▸ WHAT IS REQUIRED:
Count every line of the material that holds the string "Skizzierung". Respond with the total only.
* start *
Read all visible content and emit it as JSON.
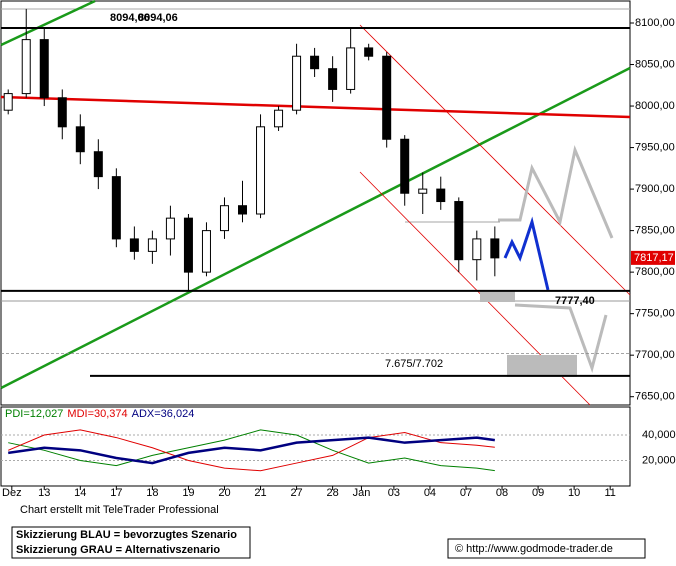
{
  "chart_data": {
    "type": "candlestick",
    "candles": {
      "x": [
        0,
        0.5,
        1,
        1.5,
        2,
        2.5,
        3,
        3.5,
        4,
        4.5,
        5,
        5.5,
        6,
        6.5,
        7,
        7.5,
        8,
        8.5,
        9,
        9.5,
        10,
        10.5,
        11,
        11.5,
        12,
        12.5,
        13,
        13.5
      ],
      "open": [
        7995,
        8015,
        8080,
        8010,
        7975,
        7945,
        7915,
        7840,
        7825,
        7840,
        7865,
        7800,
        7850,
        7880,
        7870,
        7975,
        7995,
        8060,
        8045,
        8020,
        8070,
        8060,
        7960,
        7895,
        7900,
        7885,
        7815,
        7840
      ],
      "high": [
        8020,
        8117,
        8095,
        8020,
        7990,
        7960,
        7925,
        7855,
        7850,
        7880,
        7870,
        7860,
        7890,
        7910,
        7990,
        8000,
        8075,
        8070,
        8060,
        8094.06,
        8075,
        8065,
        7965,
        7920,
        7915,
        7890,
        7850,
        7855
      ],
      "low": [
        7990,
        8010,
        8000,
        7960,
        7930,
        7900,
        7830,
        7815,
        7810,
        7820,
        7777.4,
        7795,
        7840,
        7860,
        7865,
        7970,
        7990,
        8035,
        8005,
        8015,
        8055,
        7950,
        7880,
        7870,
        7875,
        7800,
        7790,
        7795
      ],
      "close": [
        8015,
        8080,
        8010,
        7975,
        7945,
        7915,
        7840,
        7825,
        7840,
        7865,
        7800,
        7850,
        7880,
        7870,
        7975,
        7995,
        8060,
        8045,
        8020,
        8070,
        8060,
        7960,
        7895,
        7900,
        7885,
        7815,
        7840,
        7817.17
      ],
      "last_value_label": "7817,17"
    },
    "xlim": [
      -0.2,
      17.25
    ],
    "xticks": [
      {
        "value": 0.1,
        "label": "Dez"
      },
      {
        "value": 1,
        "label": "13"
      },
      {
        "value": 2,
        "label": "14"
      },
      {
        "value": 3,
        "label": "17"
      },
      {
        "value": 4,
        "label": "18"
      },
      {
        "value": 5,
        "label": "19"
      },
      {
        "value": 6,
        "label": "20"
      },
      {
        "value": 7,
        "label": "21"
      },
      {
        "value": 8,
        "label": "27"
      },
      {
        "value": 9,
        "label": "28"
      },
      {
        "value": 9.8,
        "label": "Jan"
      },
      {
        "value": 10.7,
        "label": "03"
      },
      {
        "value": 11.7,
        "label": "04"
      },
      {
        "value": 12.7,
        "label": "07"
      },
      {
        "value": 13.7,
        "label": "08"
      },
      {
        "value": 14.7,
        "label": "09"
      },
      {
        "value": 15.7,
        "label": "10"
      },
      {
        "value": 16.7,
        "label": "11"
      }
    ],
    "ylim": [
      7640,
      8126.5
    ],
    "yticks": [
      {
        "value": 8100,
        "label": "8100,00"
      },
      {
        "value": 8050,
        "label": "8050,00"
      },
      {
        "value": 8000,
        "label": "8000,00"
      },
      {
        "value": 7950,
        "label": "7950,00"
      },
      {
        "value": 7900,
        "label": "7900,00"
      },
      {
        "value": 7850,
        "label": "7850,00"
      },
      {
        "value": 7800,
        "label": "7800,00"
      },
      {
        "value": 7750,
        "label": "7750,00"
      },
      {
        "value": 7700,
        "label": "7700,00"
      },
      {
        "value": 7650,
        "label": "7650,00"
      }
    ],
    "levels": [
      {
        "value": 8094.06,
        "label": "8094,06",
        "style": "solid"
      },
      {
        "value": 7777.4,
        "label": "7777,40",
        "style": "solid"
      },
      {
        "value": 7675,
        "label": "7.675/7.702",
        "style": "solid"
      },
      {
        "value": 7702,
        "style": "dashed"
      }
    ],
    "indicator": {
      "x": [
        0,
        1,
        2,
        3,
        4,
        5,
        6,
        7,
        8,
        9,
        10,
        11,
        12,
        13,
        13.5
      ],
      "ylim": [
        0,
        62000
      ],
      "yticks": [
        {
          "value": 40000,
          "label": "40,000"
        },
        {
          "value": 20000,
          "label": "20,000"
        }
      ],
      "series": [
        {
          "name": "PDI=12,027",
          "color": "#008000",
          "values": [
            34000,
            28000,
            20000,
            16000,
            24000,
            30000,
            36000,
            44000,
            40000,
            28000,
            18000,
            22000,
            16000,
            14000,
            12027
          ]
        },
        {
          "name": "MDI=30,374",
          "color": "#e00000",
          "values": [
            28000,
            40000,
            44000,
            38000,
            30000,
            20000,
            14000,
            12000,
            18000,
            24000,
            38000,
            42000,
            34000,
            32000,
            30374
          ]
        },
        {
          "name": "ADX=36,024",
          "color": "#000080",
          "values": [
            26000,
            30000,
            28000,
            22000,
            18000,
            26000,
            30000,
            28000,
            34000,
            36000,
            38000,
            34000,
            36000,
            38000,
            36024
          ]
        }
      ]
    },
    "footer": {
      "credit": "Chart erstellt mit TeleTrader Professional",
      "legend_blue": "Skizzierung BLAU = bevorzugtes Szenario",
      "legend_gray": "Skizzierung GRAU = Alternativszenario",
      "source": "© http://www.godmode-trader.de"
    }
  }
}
* end *
▸ REPLY:
2